What the task requires:
Set down the full listing exactly, character for character.

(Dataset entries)
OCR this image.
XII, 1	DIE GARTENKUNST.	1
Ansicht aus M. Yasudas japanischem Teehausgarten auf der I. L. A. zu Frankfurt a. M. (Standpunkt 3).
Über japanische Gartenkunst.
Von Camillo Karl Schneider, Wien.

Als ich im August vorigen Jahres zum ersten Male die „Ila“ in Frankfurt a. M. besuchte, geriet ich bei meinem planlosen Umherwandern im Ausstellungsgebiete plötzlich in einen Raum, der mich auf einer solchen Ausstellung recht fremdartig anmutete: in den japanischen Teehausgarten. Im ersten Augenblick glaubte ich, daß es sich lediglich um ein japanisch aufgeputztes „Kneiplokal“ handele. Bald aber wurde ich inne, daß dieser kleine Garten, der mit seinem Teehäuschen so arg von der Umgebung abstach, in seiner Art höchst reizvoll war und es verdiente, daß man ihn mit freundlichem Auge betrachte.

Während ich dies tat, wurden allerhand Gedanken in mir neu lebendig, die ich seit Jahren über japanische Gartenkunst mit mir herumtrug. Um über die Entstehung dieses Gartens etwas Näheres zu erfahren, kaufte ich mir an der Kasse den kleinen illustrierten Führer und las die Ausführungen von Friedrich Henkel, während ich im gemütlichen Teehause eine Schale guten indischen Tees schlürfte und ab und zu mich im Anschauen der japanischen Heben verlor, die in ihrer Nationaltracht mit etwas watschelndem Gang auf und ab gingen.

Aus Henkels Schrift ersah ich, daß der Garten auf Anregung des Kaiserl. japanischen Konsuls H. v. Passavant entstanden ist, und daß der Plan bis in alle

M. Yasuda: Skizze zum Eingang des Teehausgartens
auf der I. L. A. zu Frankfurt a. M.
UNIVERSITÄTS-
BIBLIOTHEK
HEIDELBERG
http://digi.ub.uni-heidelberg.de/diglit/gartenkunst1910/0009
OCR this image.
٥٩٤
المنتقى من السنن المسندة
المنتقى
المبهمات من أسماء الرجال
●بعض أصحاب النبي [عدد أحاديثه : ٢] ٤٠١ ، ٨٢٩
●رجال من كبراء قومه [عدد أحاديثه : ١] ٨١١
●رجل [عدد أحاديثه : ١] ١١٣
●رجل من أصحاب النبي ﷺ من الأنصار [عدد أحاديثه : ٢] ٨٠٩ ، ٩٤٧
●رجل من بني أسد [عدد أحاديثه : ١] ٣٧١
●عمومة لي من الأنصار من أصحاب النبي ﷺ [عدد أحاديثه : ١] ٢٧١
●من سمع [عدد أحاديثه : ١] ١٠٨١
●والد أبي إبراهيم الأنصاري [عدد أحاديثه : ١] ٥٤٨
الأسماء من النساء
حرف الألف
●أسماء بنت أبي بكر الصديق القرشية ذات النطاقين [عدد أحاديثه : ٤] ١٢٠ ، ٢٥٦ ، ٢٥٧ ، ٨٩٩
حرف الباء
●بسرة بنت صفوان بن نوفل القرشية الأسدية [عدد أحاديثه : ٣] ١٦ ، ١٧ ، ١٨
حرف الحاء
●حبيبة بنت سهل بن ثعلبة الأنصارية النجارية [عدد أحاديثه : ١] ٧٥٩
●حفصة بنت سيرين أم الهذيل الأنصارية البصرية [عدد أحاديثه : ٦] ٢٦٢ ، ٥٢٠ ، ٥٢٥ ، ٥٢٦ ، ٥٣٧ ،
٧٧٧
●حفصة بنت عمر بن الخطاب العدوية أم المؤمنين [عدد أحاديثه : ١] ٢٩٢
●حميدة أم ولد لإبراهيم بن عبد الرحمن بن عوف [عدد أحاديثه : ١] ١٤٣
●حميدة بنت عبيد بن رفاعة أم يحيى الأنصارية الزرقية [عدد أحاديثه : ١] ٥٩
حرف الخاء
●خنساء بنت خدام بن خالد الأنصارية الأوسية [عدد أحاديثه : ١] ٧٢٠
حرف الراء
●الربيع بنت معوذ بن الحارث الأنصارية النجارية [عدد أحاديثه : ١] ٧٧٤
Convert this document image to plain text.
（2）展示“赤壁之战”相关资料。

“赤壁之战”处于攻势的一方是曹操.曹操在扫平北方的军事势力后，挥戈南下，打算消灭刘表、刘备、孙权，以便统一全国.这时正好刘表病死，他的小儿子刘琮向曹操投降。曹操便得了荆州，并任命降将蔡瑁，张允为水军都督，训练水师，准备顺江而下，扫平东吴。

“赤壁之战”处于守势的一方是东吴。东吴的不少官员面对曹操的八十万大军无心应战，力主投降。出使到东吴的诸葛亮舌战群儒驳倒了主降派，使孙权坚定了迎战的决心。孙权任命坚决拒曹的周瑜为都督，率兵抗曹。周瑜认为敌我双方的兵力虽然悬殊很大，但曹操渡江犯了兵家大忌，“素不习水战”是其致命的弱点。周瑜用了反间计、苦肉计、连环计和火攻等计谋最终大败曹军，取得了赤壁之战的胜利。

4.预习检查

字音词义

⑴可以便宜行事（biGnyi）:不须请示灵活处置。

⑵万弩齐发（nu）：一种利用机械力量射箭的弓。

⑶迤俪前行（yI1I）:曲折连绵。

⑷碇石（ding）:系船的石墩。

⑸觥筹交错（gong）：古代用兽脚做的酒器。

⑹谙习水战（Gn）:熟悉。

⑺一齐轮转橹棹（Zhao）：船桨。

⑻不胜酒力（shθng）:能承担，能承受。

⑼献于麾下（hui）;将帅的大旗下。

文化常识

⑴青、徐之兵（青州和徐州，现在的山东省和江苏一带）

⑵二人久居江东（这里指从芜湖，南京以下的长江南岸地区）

Exercise response:
OCR this image.
XII, 1	DIE GARTENKUNST.	1
Ansicht aus M. Yasudas japanischem Teehausgarten auf der I. L. A. zu Frankfurt a. M. (Standpunkt 3).
Über japanische Gartenkunst.
Von Camillo Karl Schneider, Wien.

Als ich im August vorigen Jahres zum ersten Male die „Ila“ in Frankfurt a. M. besuchte, geriet ich bei meinem planlosen Umherwandern im Ausstellungsgebiete plötzlich in einen Raum, der mich auf einer solchen Ausstellung recht fremdartig anmutete: in den japanischen Teehausgarten. Im ersten Augenblick glaubte ich, daß es sich lediglich um ein japanisch aufgeputztes „Kneiplokal“ handele. Bald aber wurde ich inne, daß dieser kleine Garten, der mit seinem Teehäuschen so arg von der Umgebung abstach, in seiner Art höchst reizvoll war und es verdiente, daß man ihn mit freundlichem Auge betrachte.

Während ich dies tat, wurden allerhand Gedanken in mir neu lebendig, die ich seit Jahren über japanische Gartenkunst mit mir herumtrug. Um über die Entstehung dieses Gartens etwas Näheres zu erfahren, kaufte ich mir an der Kasse den kleinen illustrierten Führer und las die Ausführungen von Friedrich Henkel, während ich im gemütlichen Teehause eine Schale guten indischen Tees schlürfte und ab und zu mich im Anschauen der japanischen Heben verlor, die in ihrer Nationaltracht mit etwas watschelndem Gang auf und ab gingen.

Aus Henkels Schrift ersah ich, daß der Garten auf Anregung des Kaiserl. japanischen Konsuls H. v. Passavant entstanden ist, und daß der Plan bis in alle

M. Yasuda: Skizze zum Eingang des Teehausgartens
auf der I. L. A. zu Frankfurt a. M.
UNIVERSITÄTS-
BIBLIOTHEK
HEIDELBERG
http://digi.ub.uni-heidelberg.de/diglit/gartenkunst1910/0009
OCR this image.
٥٩٤
المنتقى من السنن المسندة
المنتقى
المبهمات من أسماء الرجال
●بعض أصحاب النبي [عدد أحاديثه : ٢] ٤٠١ ، ٨٢٩
●رجال من كبراء قومه [عدد أحاديثه : ١] ٨١١
●رجل [عدد أحاديثه : ١] ١١٣
●رجل من أصحاب النبي ﷺ من الأنصار [عدد أحاديثه : ٢] ٨٠٩ ، ٩٤٧
●رجل من بني أسد [عدد أحاديثه : ١] ٣٧١
●عمومة لي من الأنصار من أصحاب النبي ﷺ [عدد أحاديثه : ١] ٢٧١
●من سمع [عدد أحاديثه : ١] ١٠٨١
●والد أبي إبراهيم الأنصاري [عدد أحاديثه : ١] ٥٤٨
الأسماء من النساء
حرف الألف
●أسماء بنت أبي بكر الصديق القرشية ذات النطاقين [عدد أحاديثه : ٤] ١٢٠ ، ٢٥٦ ، ٢٥٧ ، ٨٩٩
حرف الباء
●بسرة بنت صفوان بن نوفل القرشية الأسدية [عدد أحاديثه : ٣] ١٦ ، ١٧ ، ١٨
حرف الحاء
●حبيبة بنت سهل بن ثعلبة الأنصارية النجارية [عدد أحاديثه : ١] ٧٥٩
●حفصة بنت سيرين أم الهذيل الأنصارية البصرية [عدد أحاديثه : ٦] ٢٦٢ ، ٥٢٠ ، ٥٢٥ ، ٥٢٦ ، ٥٣٧ ،
٧٧٧
●حفصة بنت عمر بن الخطاب العدوية أم المؤمنين [عدد أحاديثه : ١] ٢٩٢
●حميدة أم ولد لإبراهيم بن عبد الرحمن بن عوف [عدد أحاديثه : ١] ١٤٣
●حميدة بنت عبيد بن رفاعة أم يحيى الأنصارية الزرقية [عدد أحاديثه : ١] ٥٩
حرف الخاء
●خنساء بنت خدام بن خالد الأنصارية الأوسية [عدد أحاديثه : ١] ٧٢٠
حرف الراء
●الربيع بنت معوذ بن الحارث الأنصارية النجارية [عدد أحاديثه : ١] ٧٧٤
Convert this document image to plain text.
（2）展示“赤壁之战”相关资料。

“赤壁之战”处于攻势的一方是曹操.曹操在扫平北方的军事势力后，挥戈南下，打算消灭刘表、刘备、孙权，以便统一全国.这时正好刘表病死，他的小儿子刘琮向曹操投降。曹操便得了荆州，并任命降将蔡瑁，张允为水军都督，训练水师，准备顺江而下，扫平东吴。

“赤壁之战”处于守势的一方是东吴。东吴的不少官员面对曹操的八十万大军无心应战，力主投降。出使到东吴的诸葛亮舌战群儒驳倒了主降派，使孙权坚定了迎战的决心。孙权任命坚决拒曹的周瑜为都督，率兵抗曹。周瑜认为敌我双方的兵力虽然悬殊很大，但曹操渡江犯了兵家大忌，“素不习水战”是其致命的弱点。周瑜用了反间计、苦肉计、连环计和火攻等计谋最终大败曹军，取得了赤壁之战的胜利。

4.预习检查

字音词义

⑴可以便宜行事（biGnyi）:不须请示灵活处置。

⑵万弩齐发（nu）：一种利用机械力量射箭的弓。

⑶迤俪前行（yI1I）:曲折连绵。

⑷碇石（ding）:系船的石墩。

⑸觥筹交错（gong）：古代用兽脚做的酒器。

⑹谙习水战（Gn）:熟悉。

⑺一齐轮转橹棹（Zhao）：船桨。

⑻不胜酒力（shθng）:能承担，能承受。

⑼献于麾下（hui）;将帅的大旗下。

文化常识

⑴青、徐之兵（青州和徐州，现在的山东省和江苏一带）

⑵二人久居江东（这里指从芜湖，南京以下的长江南岸地区）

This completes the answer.